• **Text**
········

Das vielseitigste Land der Arabischen Halbinsel sucht die sensible Balance zwischen Tradition und Moderne. So konnte sich das Sultanat seinen Zauber bewahren.

Es gibt Menschen, die sind mit einer einzigartigen Aura gesegnet. Sie strahlen Wärme, Weisheit und eine positive Energie aus. Ali Asghar ist einer von ihnen. Der Mittfünfziger hängte vor 17 Jahren seinen Job auf einem Kreuzfahrtschiff an den Nagel und damit bewusst auch etliche Errungenschaften der modernen Zivilisation, deren Werte er immer öfter infrage stellte. Seitdem lebt und arbeitet der charismatische Mann in der Wüste, ist mittlerweile Manager des „Canvas Club Glamping Camps“. „Ein Handy? Ja natürlich, ich habe eines“, sagt Ali und lacht. „Um Fotos zu gucken, wenn ich Sehnsucht nach meinen beiden erwachsenen Kindern habe. Hier draußen in der Wüste gibt es kein Netz, und das ist einer der Gründe, warum ich hier bin.“
Wüste als Ort der Entschleunigung
Zum Sonnenuntergang erwarten Ali und sein Team eine kleine Gruppe aus dem deutschsprachigen Raum. Zeit, die komfortablen Zelte herzurichten, das orientalische Abendessen vorzubereiten und ein Holzfeuer im Wüstensand zu entfachen. Gemüse und Lammfleisch sollen später in der Glut gegart werden.

········

• **Zu bearbeitende Aufgaben**
A. Gib aus dem Text über das Sultanat alles von „Das vielseitigste Land“ bis hinunter zu „seinen Zauber bewahren.“ wortgetreu wieder.
B. Nimm aus den Datensätzen alles vom Anfang bis hinunter zur Zeile mit „confirm-button-label: Confirm (205, 885, 316, 915)“ und tausche darin „param-item“ gegen „param-entry“. Gib nur diese Zeilen aus und lass alles andere unverändert.

• **Gegebene Daten**
········

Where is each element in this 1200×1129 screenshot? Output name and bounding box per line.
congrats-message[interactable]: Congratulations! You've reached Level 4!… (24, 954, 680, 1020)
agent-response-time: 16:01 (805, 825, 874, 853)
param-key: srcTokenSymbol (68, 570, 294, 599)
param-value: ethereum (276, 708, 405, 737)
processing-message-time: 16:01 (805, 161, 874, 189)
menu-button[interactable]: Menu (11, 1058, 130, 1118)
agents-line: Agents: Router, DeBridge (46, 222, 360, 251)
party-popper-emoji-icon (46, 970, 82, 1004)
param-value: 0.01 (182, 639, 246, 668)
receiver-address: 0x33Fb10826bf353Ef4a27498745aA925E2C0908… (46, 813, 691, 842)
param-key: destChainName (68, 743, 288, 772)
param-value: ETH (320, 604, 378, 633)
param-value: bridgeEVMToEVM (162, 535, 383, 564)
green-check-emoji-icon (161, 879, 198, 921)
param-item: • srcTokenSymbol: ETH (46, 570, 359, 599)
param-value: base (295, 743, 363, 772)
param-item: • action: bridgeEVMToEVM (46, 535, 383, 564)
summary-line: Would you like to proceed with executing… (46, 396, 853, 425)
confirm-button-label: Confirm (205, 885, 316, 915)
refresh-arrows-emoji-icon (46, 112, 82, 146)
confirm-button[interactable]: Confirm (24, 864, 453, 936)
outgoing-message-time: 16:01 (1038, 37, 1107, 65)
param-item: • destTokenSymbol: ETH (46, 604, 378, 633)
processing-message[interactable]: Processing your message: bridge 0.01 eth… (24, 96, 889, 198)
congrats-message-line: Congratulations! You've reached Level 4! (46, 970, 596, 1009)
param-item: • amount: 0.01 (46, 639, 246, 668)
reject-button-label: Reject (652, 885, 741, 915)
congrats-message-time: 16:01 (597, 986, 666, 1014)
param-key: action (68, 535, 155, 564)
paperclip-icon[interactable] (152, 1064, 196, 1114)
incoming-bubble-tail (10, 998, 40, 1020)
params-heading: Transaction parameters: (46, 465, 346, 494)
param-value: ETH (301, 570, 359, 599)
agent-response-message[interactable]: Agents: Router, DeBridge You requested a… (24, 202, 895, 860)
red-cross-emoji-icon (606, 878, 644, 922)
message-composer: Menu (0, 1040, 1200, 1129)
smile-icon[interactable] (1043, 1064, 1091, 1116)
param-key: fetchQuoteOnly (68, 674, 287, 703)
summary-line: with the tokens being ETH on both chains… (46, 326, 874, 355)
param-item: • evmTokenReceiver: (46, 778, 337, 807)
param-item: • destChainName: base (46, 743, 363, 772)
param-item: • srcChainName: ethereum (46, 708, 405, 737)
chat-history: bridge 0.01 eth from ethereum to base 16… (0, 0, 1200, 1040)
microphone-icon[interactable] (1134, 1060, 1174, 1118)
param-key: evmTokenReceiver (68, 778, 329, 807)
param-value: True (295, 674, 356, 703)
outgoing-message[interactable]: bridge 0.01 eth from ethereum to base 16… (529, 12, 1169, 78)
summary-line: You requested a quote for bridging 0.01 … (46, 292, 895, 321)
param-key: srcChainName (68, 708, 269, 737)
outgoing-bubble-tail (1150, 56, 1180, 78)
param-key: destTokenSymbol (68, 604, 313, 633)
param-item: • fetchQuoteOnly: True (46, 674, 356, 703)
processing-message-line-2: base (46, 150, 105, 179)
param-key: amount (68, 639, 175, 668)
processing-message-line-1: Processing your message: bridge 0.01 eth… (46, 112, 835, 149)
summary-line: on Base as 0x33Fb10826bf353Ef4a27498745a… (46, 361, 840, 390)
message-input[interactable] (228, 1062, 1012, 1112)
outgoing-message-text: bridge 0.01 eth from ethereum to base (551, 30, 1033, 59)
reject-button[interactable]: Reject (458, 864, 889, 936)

········

• **Lösungen**
A.
Das vielseitigste Land der Arabischen Halbinsel sucht die sensible Balance zwischen Tradition und Moderne. So konnte sich das Sultanat seinen Zauber bewahren.

B.
Where is each element in this 1200×1129 screenshot? Output name and bounding box per line.
congrats-message[interactable]: Congratulations! You've reached Level 4!… (24, 954, 680, 1020)
agent-response-time: 16:01 (805, 825, 874, 853)
param-key: srcTokenSymbol (68, 570, 294, 599)
param-value: ethereum (276, 708, 405, 737)
processing-message-time: 16:01 (805, 161, 874, 189)
menu-button[interactable]: Menu (11, 1058, 130, 1118)
agents-line: Agents: Router, DeBridge (46, 222, 360, 251)
party-popper-emoji-icon (46, 970, 82, 1004)
param-value: 0.01 (182, 639, 246, 668)
receiver-address: 0x33Fb10826bf353Ef4a27498745aA925E2C0908… (46, 813, 691, 842)
param-key: destChainName (68, 743, 288, 772)
param-value: ETH (320, 604, 378, 633)
param-value: bridgeEVMToEVM (162, 535, 383, 564)
green-check-emoji-icon (161, 879, 198, 921)
param-entry: • srcTokenSymbol: ETH (46, 570, 359, 599)
param-value: base (295, 743, 363, 772)
param-entry: • action: bridgeEVMToEVM (46, 535, 383, 564)
summary-line: Would you like to proceed with executing… (46, 396, 853, 425)
confirm-button-label: Confirm (205, 885, 316, 915)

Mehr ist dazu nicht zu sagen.